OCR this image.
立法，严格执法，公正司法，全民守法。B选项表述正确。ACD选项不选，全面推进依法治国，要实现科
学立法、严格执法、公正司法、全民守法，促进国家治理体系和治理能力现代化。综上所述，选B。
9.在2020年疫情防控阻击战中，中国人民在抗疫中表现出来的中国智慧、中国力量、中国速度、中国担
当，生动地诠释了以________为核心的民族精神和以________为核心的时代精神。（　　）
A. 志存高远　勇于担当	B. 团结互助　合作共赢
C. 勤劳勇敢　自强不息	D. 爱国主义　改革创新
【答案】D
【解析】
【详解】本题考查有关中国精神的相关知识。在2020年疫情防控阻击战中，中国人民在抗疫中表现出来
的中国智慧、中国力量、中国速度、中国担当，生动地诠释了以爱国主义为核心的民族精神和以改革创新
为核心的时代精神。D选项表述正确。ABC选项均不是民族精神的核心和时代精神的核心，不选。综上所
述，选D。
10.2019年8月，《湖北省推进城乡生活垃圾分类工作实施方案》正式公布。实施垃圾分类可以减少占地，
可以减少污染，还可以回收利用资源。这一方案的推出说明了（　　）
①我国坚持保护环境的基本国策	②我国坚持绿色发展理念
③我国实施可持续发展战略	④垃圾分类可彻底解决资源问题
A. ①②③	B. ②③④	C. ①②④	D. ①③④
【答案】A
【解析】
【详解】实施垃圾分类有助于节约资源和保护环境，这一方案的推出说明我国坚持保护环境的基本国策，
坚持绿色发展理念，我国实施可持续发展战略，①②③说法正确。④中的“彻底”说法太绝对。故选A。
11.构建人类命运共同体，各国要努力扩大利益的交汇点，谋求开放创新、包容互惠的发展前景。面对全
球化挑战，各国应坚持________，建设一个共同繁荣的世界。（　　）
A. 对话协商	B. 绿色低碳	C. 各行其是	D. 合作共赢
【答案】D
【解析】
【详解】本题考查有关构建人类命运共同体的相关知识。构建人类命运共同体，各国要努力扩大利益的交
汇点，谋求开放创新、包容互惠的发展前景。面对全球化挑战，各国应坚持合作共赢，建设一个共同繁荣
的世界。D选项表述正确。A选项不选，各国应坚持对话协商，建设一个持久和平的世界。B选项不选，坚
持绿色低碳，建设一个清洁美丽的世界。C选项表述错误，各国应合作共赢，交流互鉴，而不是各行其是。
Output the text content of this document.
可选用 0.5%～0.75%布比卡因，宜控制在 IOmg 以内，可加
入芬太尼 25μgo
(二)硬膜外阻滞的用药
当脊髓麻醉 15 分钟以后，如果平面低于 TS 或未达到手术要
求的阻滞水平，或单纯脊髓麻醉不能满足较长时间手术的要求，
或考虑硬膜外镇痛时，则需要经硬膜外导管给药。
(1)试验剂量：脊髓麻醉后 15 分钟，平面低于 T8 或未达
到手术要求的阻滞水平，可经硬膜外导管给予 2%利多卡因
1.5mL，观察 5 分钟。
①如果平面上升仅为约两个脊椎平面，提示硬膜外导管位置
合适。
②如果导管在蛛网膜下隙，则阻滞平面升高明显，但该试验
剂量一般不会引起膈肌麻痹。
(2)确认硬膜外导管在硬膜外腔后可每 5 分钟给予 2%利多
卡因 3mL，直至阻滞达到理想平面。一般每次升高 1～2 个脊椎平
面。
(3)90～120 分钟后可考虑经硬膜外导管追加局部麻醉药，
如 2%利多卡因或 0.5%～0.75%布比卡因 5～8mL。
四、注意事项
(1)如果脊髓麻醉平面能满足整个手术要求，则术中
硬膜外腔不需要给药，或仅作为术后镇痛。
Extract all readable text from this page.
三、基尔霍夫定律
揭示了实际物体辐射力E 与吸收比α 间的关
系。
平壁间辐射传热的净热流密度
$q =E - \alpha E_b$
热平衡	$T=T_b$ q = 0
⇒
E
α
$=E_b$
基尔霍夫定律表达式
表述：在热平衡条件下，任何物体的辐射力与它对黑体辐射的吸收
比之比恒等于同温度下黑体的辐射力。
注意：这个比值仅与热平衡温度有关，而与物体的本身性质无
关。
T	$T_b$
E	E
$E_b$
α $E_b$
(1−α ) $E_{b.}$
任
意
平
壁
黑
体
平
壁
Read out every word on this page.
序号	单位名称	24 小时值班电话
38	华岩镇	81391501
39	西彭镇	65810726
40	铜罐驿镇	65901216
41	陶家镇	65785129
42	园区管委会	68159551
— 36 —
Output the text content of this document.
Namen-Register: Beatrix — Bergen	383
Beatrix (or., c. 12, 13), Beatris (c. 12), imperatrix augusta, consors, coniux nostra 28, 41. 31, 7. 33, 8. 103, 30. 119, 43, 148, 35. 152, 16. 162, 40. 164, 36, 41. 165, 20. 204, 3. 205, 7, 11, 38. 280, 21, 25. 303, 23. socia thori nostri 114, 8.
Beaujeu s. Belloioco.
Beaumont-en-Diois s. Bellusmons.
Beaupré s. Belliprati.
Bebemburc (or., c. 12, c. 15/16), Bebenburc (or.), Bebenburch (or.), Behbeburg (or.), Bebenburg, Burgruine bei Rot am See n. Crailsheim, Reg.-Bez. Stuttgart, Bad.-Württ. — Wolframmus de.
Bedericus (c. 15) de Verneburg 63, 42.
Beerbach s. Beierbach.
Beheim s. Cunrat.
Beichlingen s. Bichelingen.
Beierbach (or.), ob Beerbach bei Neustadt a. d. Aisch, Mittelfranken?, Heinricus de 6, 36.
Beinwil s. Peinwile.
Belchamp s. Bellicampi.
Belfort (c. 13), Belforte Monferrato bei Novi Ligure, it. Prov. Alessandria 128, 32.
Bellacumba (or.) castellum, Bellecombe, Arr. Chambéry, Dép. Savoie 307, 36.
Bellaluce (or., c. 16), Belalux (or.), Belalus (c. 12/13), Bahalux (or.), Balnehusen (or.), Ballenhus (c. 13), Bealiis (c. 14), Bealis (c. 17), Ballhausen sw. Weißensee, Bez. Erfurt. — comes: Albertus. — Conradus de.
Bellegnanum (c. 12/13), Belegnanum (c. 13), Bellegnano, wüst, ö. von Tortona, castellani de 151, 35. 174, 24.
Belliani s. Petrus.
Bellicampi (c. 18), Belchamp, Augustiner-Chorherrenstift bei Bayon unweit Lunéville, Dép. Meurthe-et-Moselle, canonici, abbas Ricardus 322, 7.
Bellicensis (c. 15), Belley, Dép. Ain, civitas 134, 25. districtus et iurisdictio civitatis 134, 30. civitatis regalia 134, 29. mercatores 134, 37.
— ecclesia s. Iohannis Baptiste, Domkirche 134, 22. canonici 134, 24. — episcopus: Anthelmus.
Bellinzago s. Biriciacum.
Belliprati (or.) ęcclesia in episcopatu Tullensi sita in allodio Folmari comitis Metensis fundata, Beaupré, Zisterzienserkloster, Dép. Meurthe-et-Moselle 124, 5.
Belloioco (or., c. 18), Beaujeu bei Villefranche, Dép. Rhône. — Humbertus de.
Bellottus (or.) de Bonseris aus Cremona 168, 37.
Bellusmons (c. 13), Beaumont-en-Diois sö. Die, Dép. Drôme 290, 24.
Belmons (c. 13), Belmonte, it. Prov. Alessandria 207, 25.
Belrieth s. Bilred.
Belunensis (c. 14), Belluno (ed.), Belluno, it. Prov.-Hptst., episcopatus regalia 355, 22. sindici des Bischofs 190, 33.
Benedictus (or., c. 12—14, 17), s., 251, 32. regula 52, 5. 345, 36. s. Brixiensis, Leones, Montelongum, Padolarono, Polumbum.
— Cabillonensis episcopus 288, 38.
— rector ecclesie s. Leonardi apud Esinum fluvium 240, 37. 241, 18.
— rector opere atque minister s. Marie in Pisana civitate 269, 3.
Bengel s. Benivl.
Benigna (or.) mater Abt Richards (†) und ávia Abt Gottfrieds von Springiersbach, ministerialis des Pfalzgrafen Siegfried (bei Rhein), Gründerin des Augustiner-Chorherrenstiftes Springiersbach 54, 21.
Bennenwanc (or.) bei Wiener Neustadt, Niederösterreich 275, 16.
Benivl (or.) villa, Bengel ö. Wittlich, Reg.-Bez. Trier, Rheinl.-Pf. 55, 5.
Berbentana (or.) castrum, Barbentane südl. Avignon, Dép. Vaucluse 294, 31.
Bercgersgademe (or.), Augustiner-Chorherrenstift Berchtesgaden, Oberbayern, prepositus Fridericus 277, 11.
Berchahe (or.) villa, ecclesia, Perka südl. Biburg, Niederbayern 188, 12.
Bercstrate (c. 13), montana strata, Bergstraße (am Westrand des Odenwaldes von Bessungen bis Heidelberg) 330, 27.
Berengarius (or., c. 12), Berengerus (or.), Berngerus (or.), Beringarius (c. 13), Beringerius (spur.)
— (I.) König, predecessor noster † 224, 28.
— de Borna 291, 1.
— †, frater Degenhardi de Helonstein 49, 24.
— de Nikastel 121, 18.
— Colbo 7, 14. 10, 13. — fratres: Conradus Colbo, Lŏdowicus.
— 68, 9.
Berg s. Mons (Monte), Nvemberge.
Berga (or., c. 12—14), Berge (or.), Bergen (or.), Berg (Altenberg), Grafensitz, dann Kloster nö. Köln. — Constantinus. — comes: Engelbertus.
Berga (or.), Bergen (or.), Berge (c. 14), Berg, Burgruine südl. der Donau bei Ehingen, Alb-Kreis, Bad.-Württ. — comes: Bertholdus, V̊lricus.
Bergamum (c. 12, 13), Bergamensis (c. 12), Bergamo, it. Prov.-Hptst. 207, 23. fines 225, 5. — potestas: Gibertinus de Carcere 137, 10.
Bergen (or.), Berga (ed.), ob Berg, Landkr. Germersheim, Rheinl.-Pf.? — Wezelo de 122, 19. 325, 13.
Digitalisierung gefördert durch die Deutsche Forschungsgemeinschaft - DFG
--------------------------------------------------
The request
Using the records above, select and copy every line that has the word "regalia".

Solution for this exercise
Bellicensis (c. 15), Belley, Dép. Ain, civitas 134, 25. districtus et iurisdictio civitatis 134, 30. civitatis regalia 134, 29. mercatores 134, 37.
Belunensis (c. 14), Belluno (ed.), Belluno, it. Prov.-Hptst., episcopatus regalia 355, 22. sindici des Bischofs 190, 33.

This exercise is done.